**SHORT EXERCISE**
Every line below that mentions the word "value" should be copied out.
----------------
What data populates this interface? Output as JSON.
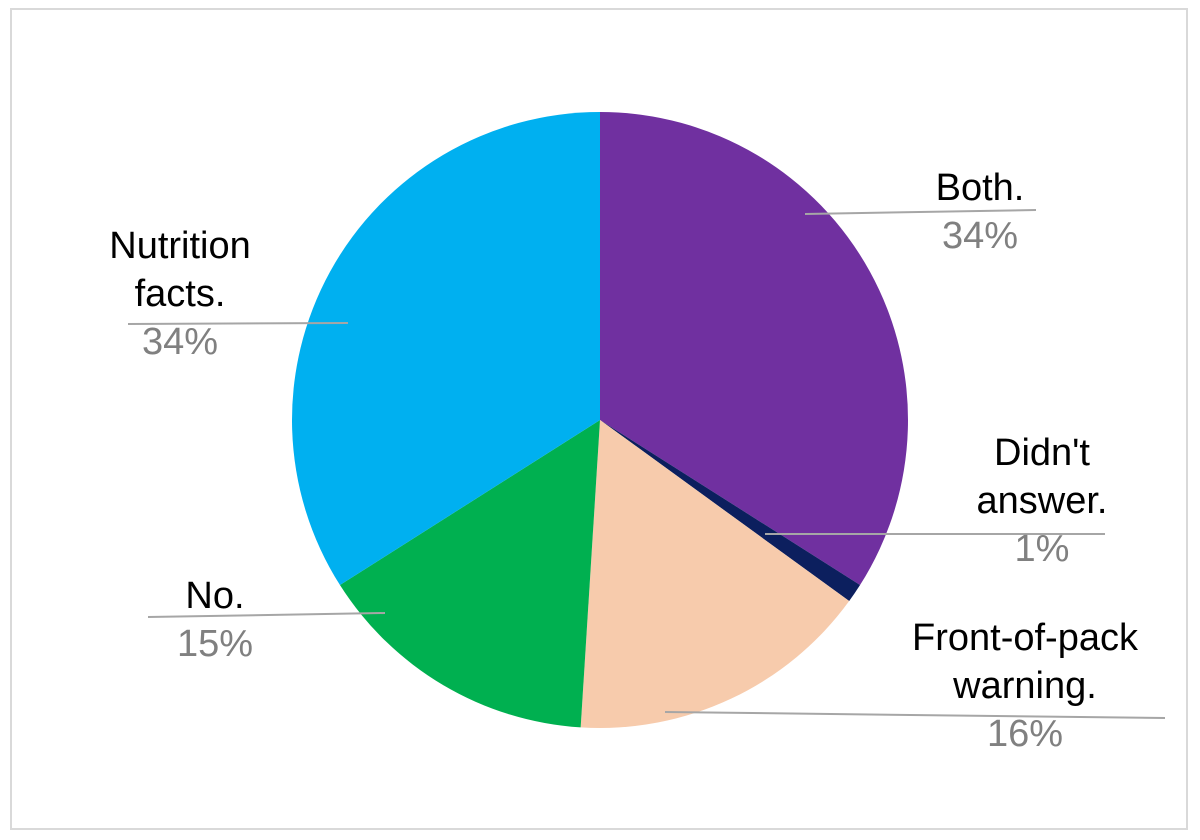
{
  "chart_data": {
    "type": "pie",
    "slices": [
      {
        "category": [
          "Both."
        ],
        "value": 34,
        "label": "34%",
        "color": "#7030a0"
      },
      {
        "category": [
          "Didn't",
          "answer."
        ],
        "value": 1,
        "label": "1%",
        "color": "#0c1f5e"
      },
      {
        "category": [
          "Front-of-pack",
          "warning."
        ],
        "value": 16,
        "label": "16%",
        "color": "#f7cbac"
      },
      {
        "category": [
          "No."
        ],
        "value": 15,
        "label": "15%",
        "color": "#00b050"
      },
      {
        "category": [
          "Nutrition",
          "facts."
        ],
        "value": 34,
        "label": "34%",
        "color": "#00b0f0"
      }
    ],
    "start": "12 o'clock",
    "direction": "clockwise",
    "legend": "none",
    "data_labels": "outside-with-leader-lines"
  }
}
----------------
**WRITTEN SOLUTION**
        "value": 34,
        "value": 1,
        "value": 16,
        "value": 15,
        "value": 34,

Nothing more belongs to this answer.